▸ **WHAT THE TASK REQUIRES**: Examine the records and identify each line that includes the string "JSON". Copy those lines.

▸ **RECORDS FOR THIS TASK**:
====

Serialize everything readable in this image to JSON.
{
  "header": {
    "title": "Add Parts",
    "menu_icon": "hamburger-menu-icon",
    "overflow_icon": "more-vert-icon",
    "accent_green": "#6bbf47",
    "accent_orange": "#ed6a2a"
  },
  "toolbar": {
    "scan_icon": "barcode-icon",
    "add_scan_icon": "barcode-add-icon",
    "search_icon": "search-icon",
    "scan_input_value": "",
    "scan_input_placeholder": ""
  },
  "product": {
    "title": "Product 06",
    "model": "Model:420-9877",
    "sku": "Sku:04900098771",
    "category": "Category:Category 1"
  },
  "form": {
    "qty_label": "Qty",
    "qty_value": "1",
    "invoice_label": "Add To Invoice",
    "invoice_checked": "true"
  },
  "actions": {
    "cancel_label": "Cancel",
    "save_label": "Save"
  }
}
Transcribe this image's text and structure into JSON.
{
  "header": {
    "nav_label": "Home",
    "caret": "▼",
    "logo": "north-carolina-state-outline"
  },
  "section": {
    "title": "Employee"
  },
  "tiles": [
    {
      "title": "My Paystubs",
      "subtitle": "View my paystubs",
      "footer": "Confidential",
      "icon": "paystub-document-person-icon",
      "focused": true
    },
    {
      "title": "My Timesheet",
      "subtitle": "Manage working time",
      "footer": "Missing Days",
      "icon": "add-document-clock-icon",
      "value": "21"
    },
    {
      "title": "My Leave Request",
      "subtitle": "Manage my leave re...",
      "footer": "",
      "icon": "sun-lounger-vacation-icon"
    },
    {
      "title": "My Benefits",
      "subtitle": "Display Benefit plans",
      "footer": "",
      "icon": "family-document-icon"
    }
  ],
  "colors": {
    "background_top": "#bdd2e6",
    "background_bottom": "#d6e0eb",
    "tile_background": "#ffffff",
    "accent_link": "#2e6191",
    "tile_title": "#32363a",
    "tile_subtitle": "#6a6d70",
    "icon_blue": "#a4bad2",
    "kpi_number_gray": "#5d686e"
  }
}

====

▸ **EXERCISE ANSWER**:
Serialize everything readable in this image to JSON.
Transcribe this image's text and structure into JSON.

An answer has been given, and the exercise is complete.